- Written request -
Turn the listing from its first line through the line that contains "menu-help[interactable]: Help (931, 378, 957, 387)" into a numbered list, leaving out any blank lines.

- Records shown -
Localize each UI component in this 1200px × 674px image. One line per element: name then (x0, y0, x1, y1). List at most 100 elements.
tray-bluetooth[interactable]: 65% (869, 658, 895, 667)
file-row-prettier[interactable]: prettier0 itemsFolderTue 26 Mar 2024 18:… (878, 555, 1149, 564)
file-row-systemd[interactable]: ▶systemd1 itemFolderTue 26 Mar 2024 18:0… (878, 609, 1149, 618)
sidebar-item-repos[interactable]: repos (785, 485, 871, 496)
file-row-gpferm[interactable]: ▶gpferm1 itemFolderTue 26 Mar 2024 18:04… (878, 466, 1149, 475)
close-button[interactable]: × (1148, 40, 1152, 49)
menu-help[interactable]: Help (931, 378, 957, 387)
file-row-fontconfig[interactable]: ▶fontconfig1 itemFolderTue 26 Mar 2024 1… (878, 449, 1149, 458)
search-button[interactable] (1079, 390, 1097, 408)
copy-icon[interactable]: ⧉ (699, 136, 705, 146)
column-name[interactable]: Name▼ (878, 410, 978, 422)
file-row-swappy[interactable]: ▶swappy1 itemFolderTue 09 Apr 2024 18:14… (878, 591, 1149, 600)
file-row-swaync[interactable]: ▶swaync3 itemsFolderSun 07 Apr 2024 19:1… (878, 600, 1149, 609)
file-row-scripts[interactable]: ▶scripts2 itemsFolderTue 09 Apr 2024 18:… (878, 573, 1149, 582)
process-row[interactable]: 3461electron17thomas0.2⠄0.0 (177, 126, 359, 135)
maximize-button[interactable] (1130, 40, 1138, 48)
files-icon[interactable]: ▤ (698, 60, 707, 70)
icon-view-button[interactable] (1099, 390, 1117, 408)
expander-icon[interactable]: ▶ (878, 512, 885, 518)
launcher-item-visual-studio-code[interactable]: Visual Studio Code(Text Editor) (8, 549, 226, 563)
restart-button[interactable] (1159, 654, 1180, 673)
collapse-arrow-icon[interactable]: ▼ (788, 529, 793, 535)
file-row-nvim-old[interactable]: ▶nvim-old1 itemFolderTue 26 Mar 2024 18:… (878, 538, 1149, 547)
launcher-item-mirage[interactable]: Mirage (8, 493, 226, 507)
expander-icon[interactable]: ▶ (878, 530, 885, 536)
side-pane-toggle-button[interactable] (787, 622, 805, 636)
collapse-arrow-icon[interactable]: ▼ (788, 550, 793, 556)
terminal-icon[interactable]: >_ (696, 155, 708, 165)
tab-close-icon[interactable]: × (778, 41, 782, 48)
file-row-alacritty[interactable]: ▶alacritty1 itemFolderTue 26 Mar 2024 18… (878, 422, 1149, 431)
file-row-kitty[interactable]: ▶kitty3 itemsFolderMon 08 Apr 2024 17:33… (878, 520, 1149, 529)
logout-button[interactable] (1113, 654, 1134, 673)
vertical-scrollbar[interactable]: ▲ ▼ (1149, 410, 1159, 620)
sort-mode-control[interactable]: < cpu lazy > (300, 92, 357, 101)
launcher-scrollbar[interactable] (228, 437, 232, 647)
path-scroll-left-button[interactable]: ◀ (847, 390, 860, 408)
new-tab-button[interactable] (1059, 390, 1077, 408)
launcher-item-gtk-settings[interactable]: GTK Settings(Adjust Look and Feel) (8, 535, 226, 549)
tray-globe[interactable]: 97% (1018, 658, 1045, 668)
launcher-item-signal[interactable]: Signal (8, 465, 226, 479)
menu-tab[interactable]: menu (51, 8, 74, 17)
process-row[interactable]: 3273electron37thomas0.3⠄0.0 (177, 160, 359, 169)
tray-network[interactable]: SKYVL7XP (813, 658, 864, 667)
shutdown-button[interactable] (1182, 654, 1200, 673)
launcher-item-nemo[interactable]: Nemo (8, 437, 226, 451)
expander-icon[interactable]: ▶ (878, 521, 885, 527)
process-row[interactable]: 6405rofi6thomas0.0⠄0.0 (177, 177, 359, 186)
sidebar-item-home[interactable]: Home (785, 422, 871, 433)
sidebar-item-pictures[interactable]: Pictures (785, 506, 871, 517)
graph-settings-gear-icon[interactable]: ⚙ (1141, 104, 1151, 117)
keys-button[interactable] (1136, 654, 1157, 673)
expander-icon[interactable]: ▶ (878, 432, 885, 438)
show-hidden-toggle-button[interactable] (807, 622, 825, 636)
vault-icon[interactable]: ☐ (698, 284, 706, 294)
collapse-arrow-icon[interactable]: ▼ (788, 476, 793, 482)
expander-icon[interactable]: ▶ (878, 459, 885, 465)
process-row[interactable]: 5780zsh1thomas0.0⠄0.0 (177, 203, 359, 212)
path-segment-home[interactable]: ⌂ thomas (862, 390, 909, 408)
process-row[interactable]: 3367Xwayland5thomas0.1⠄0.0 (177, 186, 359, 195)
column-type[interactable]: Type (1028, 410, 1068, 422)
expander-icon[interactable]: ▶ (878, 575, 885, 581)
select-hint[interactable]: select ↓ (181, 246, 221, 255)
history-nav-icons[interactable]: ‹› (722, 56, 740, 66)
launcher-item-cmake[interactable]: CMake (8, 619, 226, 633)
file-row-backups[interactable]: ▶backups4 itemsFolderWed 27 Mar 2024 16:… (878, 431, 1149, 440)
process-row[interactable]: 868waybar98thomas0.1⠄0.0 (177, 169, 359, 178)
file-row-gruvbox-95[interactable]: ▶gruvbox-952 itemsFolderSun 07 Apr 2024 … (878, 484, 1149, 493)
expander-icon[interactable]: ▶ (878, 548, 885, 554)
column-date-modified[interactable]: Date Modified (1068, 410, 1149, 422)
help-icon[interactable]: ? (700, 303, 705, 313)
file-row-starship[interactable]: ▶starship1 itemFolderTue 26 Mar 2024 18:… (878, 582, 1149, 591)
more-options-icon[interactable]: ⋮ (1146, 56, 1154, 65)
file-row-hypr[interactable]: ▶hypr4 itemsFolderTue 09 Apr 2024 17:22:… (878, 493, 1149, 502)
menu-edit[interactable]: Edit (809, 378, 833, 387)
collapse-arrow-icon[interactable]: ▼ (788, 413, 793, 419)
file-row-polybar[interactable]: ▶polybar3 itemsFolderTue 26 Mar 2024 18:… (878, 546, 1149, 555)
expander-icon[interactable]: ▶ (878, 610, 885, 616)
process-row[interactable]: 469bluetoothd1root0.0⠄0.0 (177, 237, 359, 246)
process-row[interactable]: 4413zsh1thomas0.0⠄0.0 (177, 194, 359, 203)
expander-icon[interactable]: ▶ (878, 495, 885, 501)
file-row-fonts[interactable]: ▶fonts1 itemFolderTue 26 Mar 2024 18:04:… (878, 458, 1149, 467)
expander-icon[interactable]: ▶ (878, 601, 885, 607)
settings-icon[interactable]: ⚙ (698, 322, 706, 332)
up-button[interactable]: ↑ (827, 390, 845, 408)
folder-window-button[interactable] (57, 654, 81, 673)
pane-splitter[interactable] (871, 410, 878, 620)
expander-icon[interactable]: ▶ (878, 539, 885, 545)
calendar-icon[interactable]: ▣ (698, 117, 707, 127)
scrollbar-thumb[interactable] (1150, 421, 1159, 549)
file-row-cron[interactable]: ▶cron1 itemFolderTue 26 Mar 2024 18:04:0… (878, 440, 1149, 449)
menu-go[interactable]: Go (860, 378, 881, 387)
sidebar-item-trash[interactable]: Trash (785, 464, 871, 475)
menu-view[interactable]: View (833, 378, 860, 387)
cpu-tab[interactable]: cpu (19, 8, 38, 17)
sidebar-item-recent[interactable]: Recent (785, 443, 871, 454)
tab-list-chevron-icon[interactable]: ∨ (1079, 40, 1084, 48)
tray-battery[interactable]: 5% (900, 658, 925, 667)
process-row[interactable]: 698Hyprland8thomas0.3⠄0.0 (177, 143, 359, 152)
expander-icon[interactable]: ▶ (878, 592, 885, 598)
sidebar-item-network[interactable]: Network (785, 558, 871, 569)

- Written solution -
1. Localize each UI component in this 1200px × 674px image. One line per element: name then (x0, y0, x1, y1). List at most 100 elements.
2. tray-bluetooth[interactable]: 65% (869, 658, 895, 667)
3. file-row-prettier[interactable]: prettier0 itemsFolderTue 26 Mar 2024 18:… (878, 555, 1149, 564)
4. file-row-systemd[interactable]: ▶systemd1 itemFolderTue 26 Mar 2024 18:0… (878, 609, 1149, 618)
5. sidebar-item-repos[interactable]: repos (785, 485, 871, 496)
6. file-row-gpferm[interactable]: ▶gpferm1 itemFolderTue 26 Mar 2024 18:04… (878, 466, 1149, 475)
7. close-button[interactable]: × (1148, 40, 1152, 49)
8. menu-help[interactable]: Help (931, 378, 957, 387)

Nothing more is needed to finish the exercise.